- _TASK TO CARRY OUT_: Pick out the lines below that contain the string "color" and copy them all.

▼

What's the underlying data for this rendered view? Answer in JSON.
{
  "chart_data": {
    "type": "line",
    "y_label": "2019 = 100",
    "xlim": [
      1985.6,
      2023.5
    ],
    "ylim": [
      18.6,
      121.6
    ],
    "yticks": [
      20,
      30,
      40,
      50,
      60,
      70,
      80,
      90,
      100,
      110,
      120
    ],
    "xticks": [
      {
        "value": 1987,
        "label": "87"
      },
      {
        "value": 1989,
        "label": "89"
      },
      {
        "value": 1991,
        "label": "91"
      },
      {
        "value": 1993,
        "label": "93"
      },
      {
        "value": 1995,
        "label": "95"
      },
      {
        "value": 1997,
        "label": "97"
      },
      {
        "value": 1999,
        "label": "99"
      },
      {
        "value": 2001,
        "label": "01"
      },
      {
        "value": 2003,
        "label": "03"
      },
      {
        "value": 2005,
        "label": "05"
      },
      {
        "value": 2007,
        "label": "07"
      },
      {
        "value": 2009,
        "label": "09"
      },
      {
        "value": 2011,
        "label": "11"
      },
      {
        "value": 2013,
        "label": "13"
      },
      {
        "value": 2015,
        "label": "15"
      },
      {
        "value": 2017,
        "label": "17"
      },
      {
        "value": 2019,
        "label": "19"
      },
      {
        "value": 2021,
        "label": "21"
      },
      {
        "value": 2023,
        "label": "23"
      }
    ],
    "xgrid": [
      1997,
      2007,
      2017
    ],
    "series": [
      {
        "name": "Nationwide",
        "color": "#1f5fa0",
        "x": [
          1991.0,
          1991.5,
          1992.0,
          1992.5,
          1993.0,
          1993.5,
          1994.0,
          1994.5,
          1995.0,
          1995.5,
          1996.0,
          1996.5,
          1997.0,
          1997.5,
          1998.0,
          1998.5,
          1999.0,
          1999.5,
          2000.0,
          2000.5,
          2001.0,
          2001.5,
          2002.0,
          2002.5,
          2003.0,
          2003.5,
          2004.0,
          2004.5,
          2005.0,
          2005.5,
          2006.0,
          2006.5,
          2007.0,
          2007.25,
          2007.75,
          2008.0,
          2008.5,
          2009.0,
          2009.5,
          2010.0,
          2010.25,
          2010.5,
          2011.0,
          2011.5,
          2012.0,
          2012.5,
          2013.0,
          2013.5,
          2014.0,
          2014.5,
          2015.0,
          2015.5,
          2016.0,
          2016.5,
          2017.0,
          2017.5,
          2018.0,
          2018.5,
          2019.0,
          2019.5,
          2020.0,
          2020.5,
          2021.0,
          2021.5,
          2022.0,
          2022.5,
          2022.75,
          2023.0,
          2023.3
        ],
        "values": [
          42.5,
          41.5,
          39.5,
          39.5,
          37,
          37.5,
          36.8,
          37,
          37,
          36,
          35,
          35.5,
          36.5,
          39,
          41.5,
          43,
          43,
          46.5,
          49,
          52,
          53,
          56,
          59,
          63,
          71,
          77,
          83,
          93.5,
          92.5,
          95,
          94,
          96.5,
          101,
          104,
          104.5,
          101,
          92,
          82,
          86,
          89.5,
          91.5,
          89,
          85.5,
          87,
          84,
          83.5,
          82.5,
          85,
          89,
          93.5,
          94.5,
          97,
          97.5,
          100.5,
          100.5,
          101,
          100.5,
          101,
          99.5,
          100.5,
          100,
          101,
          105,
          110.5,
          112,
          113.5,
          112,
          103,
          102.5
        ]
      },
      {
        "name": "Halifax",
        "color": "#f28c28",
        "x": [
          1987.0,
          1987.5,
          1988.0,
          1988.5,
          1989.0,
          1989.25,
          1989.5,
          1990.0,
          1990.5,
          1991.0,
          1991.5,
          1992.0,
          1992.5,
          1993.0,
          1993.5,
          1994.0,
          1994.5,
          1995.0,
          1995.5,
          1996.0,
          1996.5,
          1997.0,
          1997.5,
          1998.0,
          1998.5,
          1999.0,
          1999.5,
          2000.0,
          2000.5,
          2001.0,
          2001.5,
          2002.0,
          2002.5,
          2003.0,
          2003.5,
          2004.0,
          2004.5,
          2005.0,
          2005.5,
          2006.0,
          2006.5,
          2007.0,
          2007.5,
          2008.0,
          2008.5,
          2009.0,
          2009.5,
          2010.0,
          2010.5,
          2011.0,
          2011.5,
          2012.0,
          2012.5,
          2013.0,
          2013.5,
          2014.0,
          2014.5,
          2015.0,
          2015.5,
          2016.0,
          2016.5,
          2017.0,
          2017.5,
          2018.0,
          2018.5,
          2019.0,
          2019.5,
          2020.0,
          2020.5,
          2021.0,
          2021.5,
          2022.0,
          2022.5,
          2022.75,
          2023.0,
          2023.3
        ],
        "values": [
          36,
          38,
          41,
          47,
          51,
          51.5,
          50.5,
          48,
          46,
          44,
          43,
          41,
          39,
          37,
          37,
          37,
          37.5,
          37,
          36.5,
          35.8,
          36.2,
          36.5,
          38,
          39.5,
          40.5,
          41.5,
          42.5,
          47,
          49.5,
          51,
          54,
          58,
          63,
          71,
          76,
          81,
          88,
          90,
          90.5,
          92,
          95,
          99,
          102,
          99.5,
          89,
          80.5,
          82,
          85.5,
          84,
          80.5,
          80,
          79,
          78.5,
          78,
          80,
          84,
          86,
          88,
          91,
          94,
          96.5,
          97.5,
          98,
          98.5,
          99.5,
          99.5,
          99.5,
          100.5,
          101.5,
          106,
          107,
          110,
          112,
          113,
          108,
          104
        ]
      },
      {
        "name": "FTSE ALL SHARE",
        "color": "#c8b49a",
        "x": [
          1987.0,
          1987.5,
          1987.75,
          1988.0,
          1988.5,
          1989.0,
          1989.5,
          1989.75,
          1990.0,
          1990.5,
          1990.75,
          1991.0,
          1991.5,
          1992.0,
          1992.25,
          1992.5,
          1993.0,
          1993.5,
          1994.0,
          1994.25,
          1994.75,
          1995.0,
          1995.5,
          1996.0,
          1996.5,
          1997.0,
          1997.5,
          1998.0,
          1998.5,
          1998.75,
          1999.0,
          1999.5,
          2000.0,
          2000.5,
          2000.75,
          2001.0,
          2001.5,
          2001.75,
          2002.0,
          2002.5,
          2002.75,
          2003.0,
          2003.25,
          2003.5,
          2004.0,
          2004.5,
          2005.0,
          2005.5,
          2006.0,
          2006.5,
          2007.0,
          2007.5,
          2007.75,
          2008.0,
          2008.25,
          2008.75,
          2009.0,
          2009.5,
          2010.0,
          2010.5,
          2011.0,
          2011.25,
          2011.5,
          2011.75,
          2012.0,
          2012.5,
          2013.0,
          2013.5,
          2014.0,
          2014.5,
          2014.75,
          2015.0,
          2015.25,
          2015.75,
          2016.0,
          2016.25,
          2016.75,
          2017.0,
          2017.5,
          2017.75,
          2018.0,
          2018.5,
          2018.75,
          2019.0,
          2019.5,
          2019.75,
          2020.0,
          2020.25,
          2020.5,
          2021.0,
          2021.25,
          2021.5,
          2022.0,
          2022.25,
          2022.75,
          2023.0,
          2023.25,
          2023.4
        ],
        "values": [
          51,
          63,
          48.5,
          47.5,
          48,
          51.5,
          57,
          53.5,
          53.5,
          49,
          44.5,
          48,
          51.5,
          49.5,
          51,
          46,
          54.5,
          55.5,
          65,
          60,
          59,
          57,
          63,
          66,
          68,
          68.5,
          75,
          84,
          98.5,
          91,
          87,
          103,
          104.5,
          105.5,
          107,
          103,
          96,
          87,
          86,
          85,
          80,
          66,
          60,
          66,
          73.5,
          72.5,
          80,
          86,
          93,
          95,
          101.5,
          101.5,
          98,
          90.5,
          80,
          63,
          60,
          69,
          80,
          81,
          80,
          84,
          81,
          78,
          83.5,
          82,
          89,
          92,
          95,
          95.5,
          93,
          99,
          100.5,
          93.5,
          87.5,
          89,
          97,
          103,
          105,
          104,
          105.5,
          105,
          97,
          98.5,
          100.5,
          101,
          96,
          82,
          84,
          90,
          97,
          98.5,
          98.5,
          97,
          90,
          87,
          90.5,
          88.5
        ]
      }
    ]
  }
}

▲

- _RESULT OF THIS EXERCISE_:
        "color": "#1f5fa0",
        "color": "#f28c28",
        "color": "#c8b49a",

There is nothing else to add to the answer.